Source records
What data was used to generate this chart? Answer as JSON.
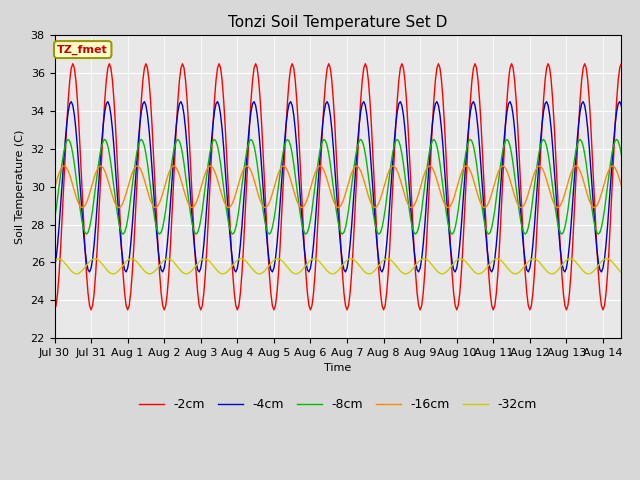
{
  "title": "Tonzi Soil Temperature Set D",
  "xlabel": "Time",
  "ylabel": "Soil Temperature (C)",
  "ylim": [
    22,
    38
  ],
  "series_labels": [
    "-2cm",
    "-4cm",
    "-8cm",
    "-16cm",
    "-32cm"
  ],
  "series_colors": [
    "#ff0000",
    "#0000cc",
    "#00bb00",
    "#ff8800",
    "#cccc00"
  ],
  "xtick_labels": [
    "Jul 30",
    "Jul 31",
    "Aug 1",
    "Aug 2",
    "Aug 3",
    "Aug 4",
    "Aug 5",
    "Aug 6",
    "Aug 7",
    "Aug 8",
    "Aug 9",
    "Aug 10",
    "Aug 11",
    "Aug 12",
    "Aug 13",
    "Aug 14"
  ],
  "annotation_text": "TZ_fmet",
  "annotation_color": "#cc0000",
  "annotation_bg": "#ffffcc",
  "plot_bg": "#e8e8e8",
  "fig_bg": "#d8d8d8",
  "title_fontsize": 11,
  "axis_fontsize": 8,
  "legend_fontsize": 9,
  "mean_temp": 30.0,
  "amp_2cm": 6.5,
  "amp_4cm": 4.5,
  "amp_8cm": 2.5,
  "amp_16cm": 1.1,
  "amp_32cm": 0.4,
  "phase_2cm": 1.57,
  "phase_4cm": 1.27,
  "phase_8cm": 0.77,
  "phase_16cm": 0.07,
  "phase_32cm": -0.93,
  "mean_32cm": 25.8
}
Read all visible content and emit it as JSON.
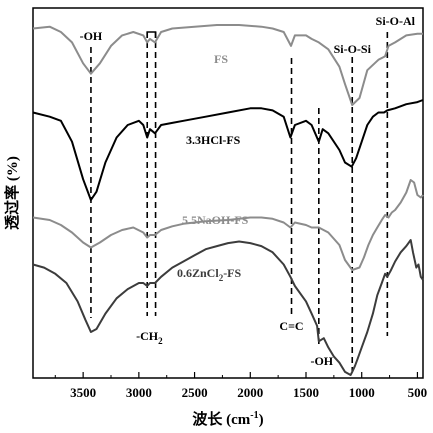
{
  "chart_data": {
    "type": "line",
    "xlabel": "波长 (cm",
    "xlabel_sup": "-1",
    "xlabel_end": ")",
    "ylabel": "透过率 (%)",
    "xlim": [
      3950,
      450
    ],
    "x_reversed": true,
    "ylim": [
      0,
      100
    ],
    "yticks_shown": false,
    "grid": false,
    "xticks": [
      3500,
      3000,
      2500,
      2000,
      1500,
      1000,
      500
    ],
    "xtick_labels": [
      "3500",
      "3000",
      "2500",
      "2000",
      "1500",
      "1000",
      "500"
    ],
    "bands": [
      {
        "label": "-OH",
        "x": 3430,
        "label_position": "top",
        "style": "dashed"
      },
      {
        "label": "-CH",
        "sub": "2",
        "x_range": [
          2925,
          2850
        ],
        "label_position": "bottom",
        "style": "dashed-bracket"
      },
      {
        "label": "C=C",
        "x": 1630,
        "label_position": "bottom",
        "style": "dashed"
      },
      {
        "label": "-OH",
        "x": 1385,
        "label_position": "bottom",
        "style": "dashed"
      },
      {
        "label": "Si-O-Si",
        "x": 1085,
        "label_position": "top",
        "style": "dashed"
      },
      {
        "label": "Si-O-Al",
        "x": 770,
        "label_position": "top",
        "style": "dashed"
      }
    ],
    "series": [
      {
        "name": "FS",
        "color": "#8c8c8c",
        "points": [
          [
            3950,
            88
          ],
          [
            3800,
            88.5
          ],
          [
            3700,
            87
          ],
          [
            3600,
            84
          ],
          [
            3500,
            78
          ],
          [
            3430,
            75
          ],
          [
            3350,
            78
          ],
          [
            3250,
            83
          ],
          [
            3150,
            86
          ],
          [
            3050,
            87
          ],
          [
            2960,
            86
          ],
          [
            2925,
            84
          ],
          [
            2900,
            85
          ],
          [
            2855,
            84
          ],
          [
            2800,
            87
          ],
          [
            2700,
            88
          ],
          [
            2500,
            88.5
          ],
          [
            2300,
            89
          ],
          [
            2100,
            89
          ],
          [
            1900,
            88.5
          ],
          [
            1800,
            88
          ],
          [
            1700,
            87
          ],
          [
            1635,
            83
          ],
          [
            1600,
            86
          ],
          [
            1500,
            86
          ],
          [
            1450,
            85
          ],
          [
            1385,
            84
          ],
          [
            1300,
            82
          ],
          [
            1200,
            77
          ],
          [
            1150,
            72
          ],
          [
            1085,
            66
          ],
          [
            1020,
            68
          ],
          [
            950,
            76
          ],
          [
            850,
            79
          ],
          [
            790,
            80
          ],
          [
            760,
            83
          ],
          [
            700,
            84
          ],
          [
            600,
            86
          ],
          [
            500,
            86.5
          ],
          [
            450,
            86.5
          ]
        ]
      },
      {
        "name": "3.3HCl-FS",
        "sub": "",
        "color": "#000000",
        "points": [
          [
            3950,
            70
          ],
          [
            3800,
            69
          ],
          [
            3700,
            68
          ],
          [
            3600,
            63
          ],
          [
            3500,
            54
          ],
          [
            3430,
            49
          ],
          [
            3380,
            51
          ],
          [
            3300,
            58
          ],
          [
            3200,
            64
          ],
          [
            3100,
            67
          ],
          [
            3000,
            68
          ],
          [
            2960,
            67
          ],
          [
            2925,
            64
          ],
          [
            2900,
            66
          ],
          [
            2855,
            65
          ],
          [
            2800,
            67
          ],
          [
            2700,
            67.5
          ],
          [
            2600,
            68
          ],
          [
            2400,
            69
          ],
          [
            2200,
            70
          ],
          [
            2000,
            71
          ],
          [
            1900,
            71
          ],
          [
            1800,
            70.5
          ],
          [
            1700,
            69
          ],
          [
            1640,
            64
          ],
          [
            1600,
            67
          ],
          [
            1500,
            68
          ],
          [
            1450,
            67
          ],
          [
            1385,
            63
          ],
          [
            1350,
            66
          ],
          [
            1300,
            65
          ],
          [
            1200,
            61
          ],
          [
            1150,
            58
          ],
          [
            1090,
            57
          ],
          [
            1050,
            59
          ],
          [
            1000,
            63
          ],
          [
            950,
            67
          ],
          [
            900,
            69
          ],
          [
            850,
            70
          ],
          [
            800,
            70
          ],
          [
            770,
            70.5
          ],
          [
            700,
            71
          ],
          [
            600,
            72
          ],
          [
            500,
            72.5
          ],
          [
            450,
            73
          ]
        ]
      },
      {
        "name": "5.5NaOH-FS",
        "sub": "",
        "color": "#8c8c8c",
        "points": [
          [
            3950,
            47
          ],
          [
            3800,
            46
          ],
          [
            3700,
            44
          ],
          [
            3600,
            41
          ],
          [
            3500,
            37
          ],
          [
            3430,
            35
          ],
          [
            3350,
            37
          ],
          [
            3250,
            40
          ],
          [
            3150,
            42
          ],
          [
            3050,
            43
          ],
          [
            2960,
            41
          ],
          [
            2925,
            39
          ],
          [
            2900,
            40
          ],
          [
            2855,
            40
          ],
          [
            2800,
            42
          ],
          [
            2700,
            43.5
          ],
          [
            2600,
            44.5
          ],
          [
            2400,
            45.5
          ],
          [
            2200,
            46
          ],
          [
            2000,
            47
          ],
          [
            1900,
            47
          ],
          [
            1800,
            46.5
          ],
          [
            1700,
            45
          ],
          [
            1640,
            43
          ],
          [
            1600,
            45
          ],
          [
            1500,
            44
          ],
          [
            1450,
            43
          ],
          [
            1385,
            43
          ],
          [
            1300,
            41
          ],
          [
            1200,
            36
          ],
          [
            1150,
            30
          ],
          [
            1085,
            26
          ],
          [
            1020,
            27
          ],
          [
            980,
            31
          ],
          [
            940,
            36
          ],
          [
            900,
            40
          ],
          [
            860,
            43
          ],
          [
            820,
            46
          ],
          [
            790,
            48
          ],
          [
            760,
            47
          ],
          [
            730,
            49
          ],
          [
            700,
            50
          ],
          [
            650,
            53
          ],
          [
            600,
            57
          ],
          [
            560,
            62
          ],
          [
            530,
            61
          ],
          [
            500,
            56
          ],
          [
            470,
            55
          ],
          [
            450,
            56
          ]
        ]
      },
      {
        "name": "0.6ZnCl",
        "sub": "2",
        "suffix": "-FS",
        "color": "#3c3c3c",
        "points": [
          [
            3950,
            36
          ],
          [
            3850,
            35
          ],
          [
            3750,
            33
          ],
          [
            3650,
            30
          ],
          [
            3550,
            24
          ],
          [
            3480,
            18
          ],
          [
            3430,
            14
          ],
          [
            3380,
            15
          ],
          [
            3300,
            20
          ],
          [
            3200,
            25
          ],
          [
            3100,
            28
          ],
          [
            3000,
            30
          ],
          [
            2960,
            30
          ],
          [
            2925,
            29
          ],
          [
            2900,
            30
          ],
          [
            2855,
            30
          ],
          [
            2800,
            32
          ],
          [
            2700,
            35
          ],
          [
            2600,
            37
          ],
          [
            2500,
            39
          ],
          [
            2400,
            41
          ],
          [
            2300,
            42
          ],
          [
            2200,
            43
          ],
          [
            2100,
            43.5
          ],
          [
            2000,
            43
          ],
          [
            1900,
            42
          ],
          [
            1800,
            40
          ],
          [
            1700,
            36
          ],
          [
            1640,
            32
          ],
          [
            1600,
            29
          ],
          [
            1500,
            24
          ],
          [
            1450,
            20
          ],
          [
            1400,
            16
          ],
          [
            1385,
            11
          ],
          [
            1340,
            12
          ],
          [
            1300,
            9
          ],
          [
            1250,
            6
          ],
          [
            1200,
            4
          ],
          [
            1150,
            1
          ],
          [
            1100,
            0
          ],
          [
            1085,
            1
          ],
          [
            1060,
            3
          ],
          [
            1040,
            5
          ],
          [
            1000,
            9
          ],
          [
            950,
            14
          ],
          [
            900,
            20
          ],
          [
            860,
            26
          ],
          [
            820,
            30
          ],
          [
            790,
            33
          ],
          [
            770,
            32
          ],
          [
            740,
            34
          ],
          [
            700,
            37
          ],
          [
            650,
            40
          ],
          [
            600,
            42
          ],
          [
            560,
            44
          ],
          [
            540,
            40
          ],
          [
            510,
            35
          ],
          [
            490,
            36
          ],
          [
            470,
            32
          ],
          [
            450,
            31
          ]
        ]
      }
    ]
  }
}
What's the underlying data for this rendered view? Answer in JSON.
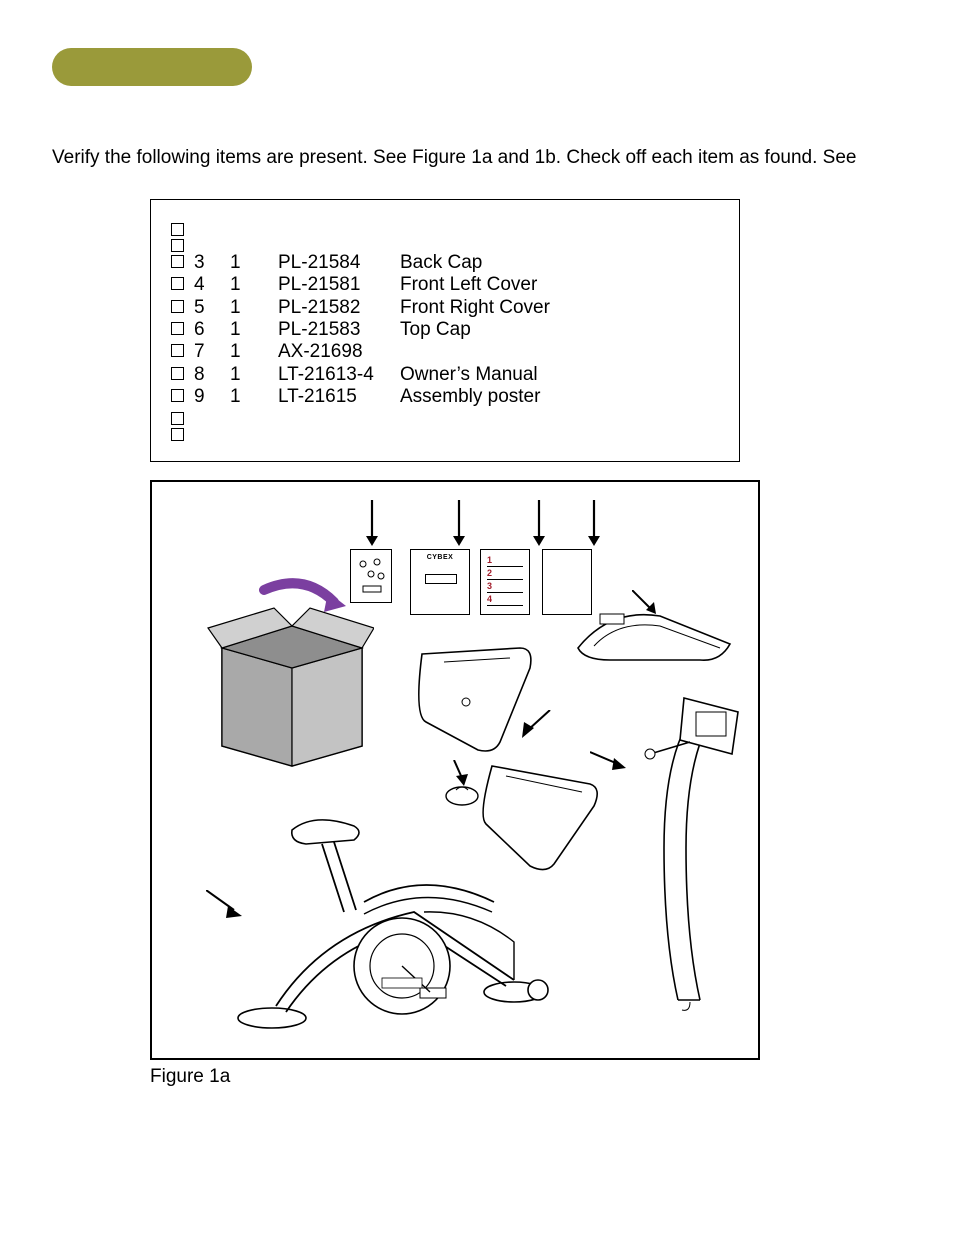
{
  "colors": {
    "pill": "#9a9a3a",
    "box_fill": "#b7b7b7",
    "box_inner": "#8e8e8e",
    "ribbon": "#7b3fa0",
    "text": "#000000",
    "page_bg": "#ffffff",
    "callout_red": "#a11c2a"
  },
  "intro_text": "Verify the following items are present. See Figure 1a and 1b. Check off each item as found. See",
  "items": [
    {
      "id": "",
      "qty": "",
      "pn": "",
      "desc": ""
    },
    {
      "id": "",
      "qty": "",
      "pn": "",
      "desc": ""
    },
    {
      "id": "3",
      "qty": "1",
      "pn": "PL-21584",
      "desc": "Back Cap"
    },
    {
      "id": "4",
      "qty": "1",
      "pn": "PL-21581",
      "desc": "Front Left Cover"
    },
    {
      "id": "5",
      "qty": "1",
      "pn": "PL-21582",
      "desc": "Front Right Cover"
    },
    {
      "id": "6",
      "qty": "1",
      "pn": "PL-21583",
      "desc": "Top Cap"
    },
    {
      "id": "7",
      "qty": "1",
      "pn": "AX-21698",
      "desc": ""
    },
    {
      "id": "8",
      "qty": "1",
      "pn": "LT-21613-4",
      "desc": "Owner’s Manual"
    },
    {
      "id": "9",
      "qty": "1",
      "pn": "LT-21615",
      "desc": "Assembly poster"
    },
    {
      "id": "",
      "qty": "",
      "pn": "",
      "desc": ""
    },
    {
      "id": "",
      "qty": "",
      "pn": "",
      "desc": ""
    }
  ],
  "figure": {
    "caption": "Figure 1a",
    "mini_card_lines": [
      "1",
      "2",
      "3",
      "4"
    ],
    "brand_label": "CYBEX"
  }
}
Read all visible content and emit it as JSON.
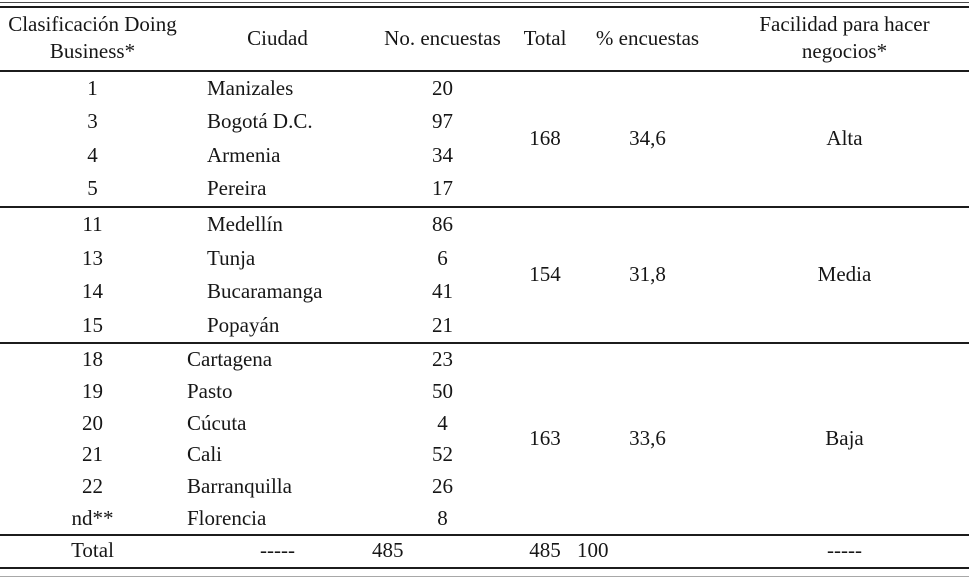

## What to produce
Copy every line above that holds the word "this".

## Response to the task
What data was used to generate this chart? Answer as JSON.
What's the underlying data for this rendered view? Answer in JSON.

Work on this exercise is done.